-- Exercise goal --
Pull every line with the word "Municipality" out of the entries below.
** start **
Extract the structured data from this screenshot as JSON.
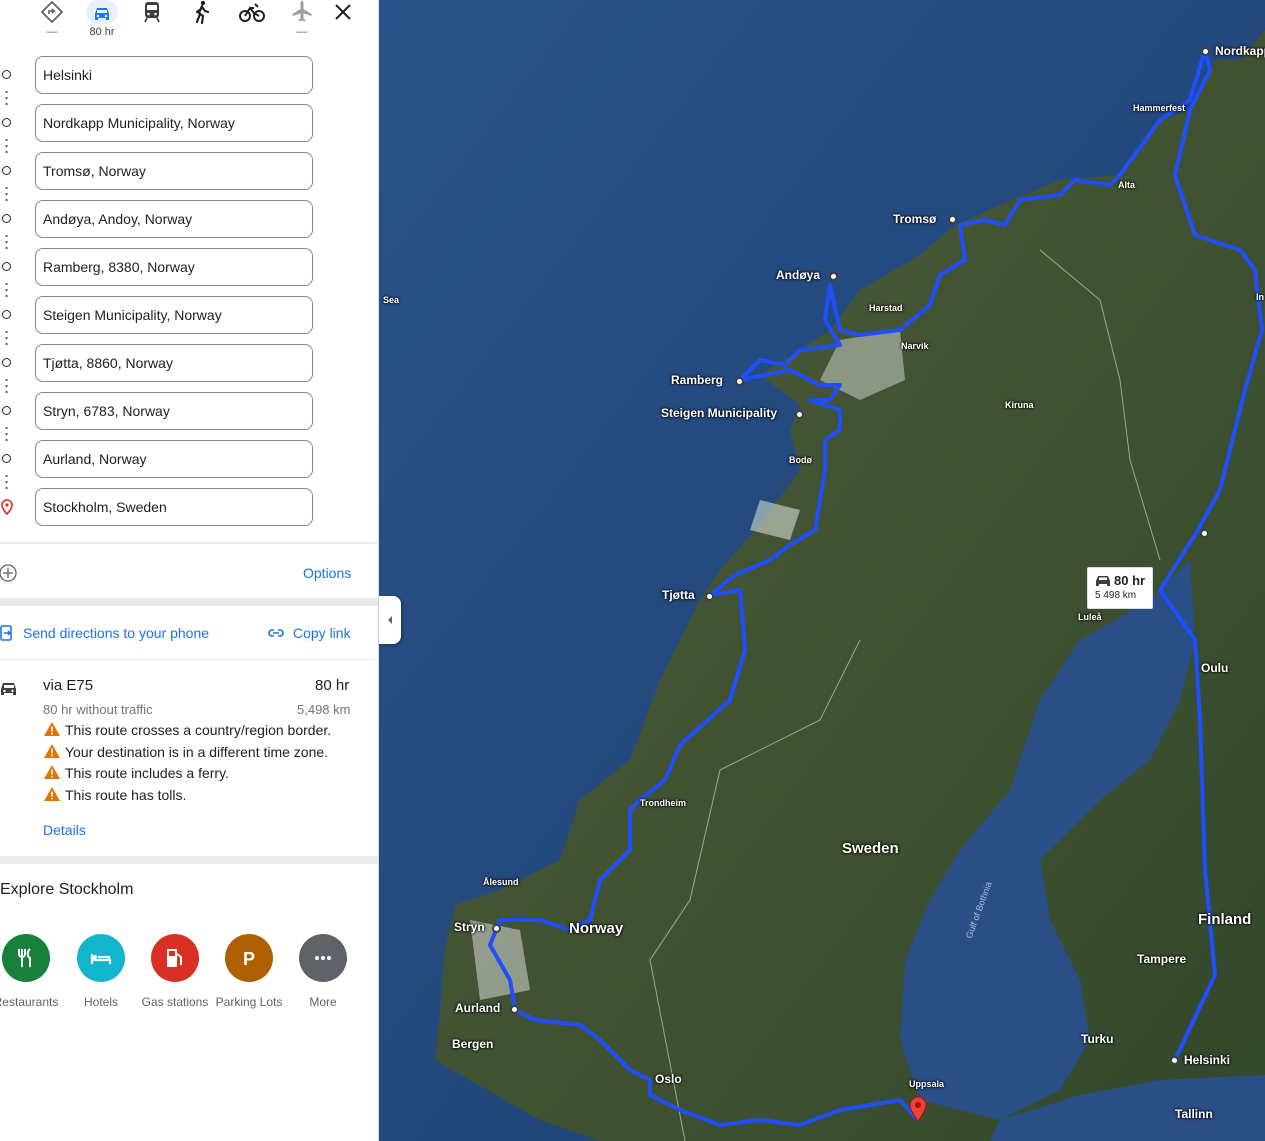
{
  "travel_modes": [
    {
      "name": "best",
      "label": "—"
    },
    {
      "name": "driving",
      "label": "80 hr"
    },
    {
      "name": "transit",
      "label": ""
    },
    {
      "name": "walking",
      "label": ""
    },
    {
      "name": "cycling",
      "label": ""
    },
    {
      "name": "flights",
      "label": "—"
    }
  ],
  "stops": [
    "Helsinki",
    "Nordkapp Municipality, Norway",
    "Tromsø, Norway",
    "Andøya, Andoy, Norway",
    "Ramberg, 8380, Norway",
    "Steigen Municipality, Norway",
    "Tjøtta, 8860, Norway",
    "Stryn, 6783, Norway",
    "Aurland, Norway",
    "Stockholm, Sweden"
  ],
  "options_label": "Options",
  "share": {
    "send": "Send directions to your phone",
    "copy": "Copy link"
  },
  "route": {
    "via": "via E75",
    "duration": "80 hr",
    "traffic": "80 hr without traffic",
    "distance": "5,498 km",
    "warnings": [
      "This route crosses a country/region border.",
      "Your destination is in a different time zone.",
      "This route includes a ferry.",
      "This route has tolls."
    ],
    "details": "Details"
  },
  "explore": {
    "title": "Explore Stockholm",
    "categories": [
      {
        "label": "Restaurants",
        "color": "#188038",
        "icon": "restaurant-icon"
      },
      {
        "label": "Hotels",
        "color": "#12b5cb",
        "icon": "hotel-icon"
      },
      {
        "label": "Gas stations",
        "color": "#d93025",
        "icon": "gas-icon"
      },
      {
        "label": "Parking Lots",
        "color": "#b06000",
        "icon": "parking-icon"
      },
      {
        "label": "More",
        "color": "#5f6368",
        "icon": "more-icon"
      }
    ]
  },
  "map": {
    "badge_time": "80 hr",
    "badge_dist": "5 498 km",
    "labels": {
      "nordkapp": "Nordkapp",
      "hammerfest": "Hammerfest",
      "alta": "Alta",
      "tromso": "Tromsø",
      "andoya": "Andøya",
      "harstad": "Harstad",
      "narvik": "Narvik",
      "ramberg": "Ramberg",
      "steigen": "Steigen Municipality",
      "kiruna": "Kiruna",
      "bodo": "Bodø",
      "tjotta": "Tjøtta",
      "lulea": "Luleå",
      "oulu": "Oulu",
      "trondheim": "Trondheim",
      "sweden": "Sweden",
      "alesund": "Ålesund",
      "stryn": "Stryn",
      "norway": "Norway",
      "aurland": "Aurland",
      "bergen": "Bergen",
      "oslo": "Oslo",
      "uppsala": "Uppsala",
      "finland": "Finland",
      "tampere": "Tampere",
      "turku": "Turku",
      "helsinki": "Helsinki",
      "tallinn": "Tallinn",
      "gulf": "Gulf of Bothnia",
      "sea": "Sea",
      "inari": "In"
    }
  },
  "colors": {
    "route": "#1f4fff",
    "accent": "#1a73e8",
    "warning": "#e37400"
  }
}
** end **
-- Exercise solution --
    "Nordkapp Municipality, Norway",
    "Steigen Municipality, Norway",
      "steigen": "Steigen Municipality",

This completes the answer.